## start Material

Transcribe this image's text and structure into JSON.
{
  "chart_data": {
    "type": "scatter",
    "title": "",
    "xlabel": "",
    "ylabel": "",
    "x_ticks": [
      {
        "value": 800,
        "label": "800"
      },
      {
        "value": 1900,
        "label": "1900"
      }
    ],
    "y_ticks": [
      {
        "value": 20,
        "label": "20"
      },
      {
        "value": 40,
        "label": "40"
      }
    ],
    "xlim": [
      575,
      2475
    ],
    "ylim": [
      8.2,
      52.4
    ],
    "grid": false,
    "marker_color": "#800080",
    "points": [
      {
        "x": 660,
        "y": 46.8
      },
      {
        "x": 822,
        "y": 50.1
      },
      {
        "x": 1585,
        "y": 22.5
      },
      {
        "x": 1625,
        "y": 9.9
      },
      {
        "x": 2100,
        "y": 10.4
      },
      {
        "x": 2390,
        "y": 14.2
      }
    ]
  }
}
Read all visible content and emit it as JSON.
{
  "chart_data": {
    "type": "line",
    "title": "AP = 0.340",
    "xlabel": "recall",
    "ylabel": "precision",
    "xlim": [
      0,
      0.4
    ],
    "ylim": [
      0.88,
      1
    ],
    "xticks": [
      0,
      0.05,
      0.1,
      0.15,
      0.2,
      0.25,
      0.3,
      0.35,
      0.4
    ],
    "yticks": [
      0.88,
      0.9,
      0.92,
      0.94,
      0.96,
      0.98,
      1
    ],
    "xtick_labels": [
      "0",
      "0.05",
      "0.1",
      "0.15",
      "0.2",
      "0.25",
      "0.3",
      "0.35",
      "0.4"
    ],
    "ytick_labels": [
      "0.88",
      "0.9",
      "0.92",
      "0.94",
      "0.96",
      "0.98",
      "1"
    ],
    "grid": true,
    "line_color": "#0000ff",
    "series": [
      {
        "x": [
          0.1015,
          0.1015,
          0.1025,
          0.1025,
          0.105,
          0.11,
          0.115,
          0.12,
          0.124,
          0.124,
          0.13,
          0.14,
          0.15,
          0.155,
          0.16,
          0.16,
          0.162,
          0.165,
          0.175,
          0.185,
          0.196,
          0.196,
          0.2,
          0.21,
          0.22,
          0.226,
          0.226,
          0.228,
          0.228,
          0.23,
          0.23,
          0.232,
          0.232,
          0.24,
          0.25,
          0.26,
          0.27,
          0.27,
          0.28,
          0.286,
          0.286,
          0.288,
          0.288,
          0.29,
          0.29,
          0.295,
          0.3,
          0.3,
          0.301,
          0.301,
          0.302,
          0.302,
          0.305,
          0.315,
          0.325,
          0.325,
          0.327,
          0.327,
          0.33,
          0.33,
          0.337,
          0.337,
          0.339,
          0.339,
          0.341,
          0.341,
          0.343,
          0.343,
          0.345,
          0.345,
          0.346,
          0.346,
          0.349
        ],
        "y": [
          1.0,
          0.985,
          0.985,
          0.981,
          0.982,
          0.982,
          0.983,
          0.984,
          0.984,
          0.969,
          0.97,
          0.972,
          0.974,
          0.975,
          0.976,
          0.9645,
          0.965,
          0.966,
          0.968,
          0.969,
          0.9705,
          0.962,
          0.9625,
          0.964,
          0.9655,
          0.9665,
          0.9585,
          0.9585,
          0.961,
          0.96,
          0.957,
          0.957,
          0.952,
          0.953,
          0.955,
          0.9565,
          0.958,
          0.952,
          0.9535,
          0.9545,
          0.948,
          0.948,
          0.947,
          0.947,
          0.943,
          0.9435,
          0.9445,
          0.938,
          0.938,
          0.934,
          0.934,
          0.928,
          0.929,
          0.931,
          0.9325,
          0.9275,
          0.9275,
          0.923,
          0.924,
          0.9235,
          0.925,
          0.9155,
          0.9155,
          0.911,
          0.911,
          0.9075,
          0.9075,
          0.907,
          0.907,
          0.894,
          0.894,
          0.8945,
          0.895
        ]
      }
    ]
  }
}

## end Material

§ Problem
Track down the lines that include the word "value" and copy them.

§ Expected output
        "value": 800,
        "value": 1900,
        "value": 20,
        "value": 40,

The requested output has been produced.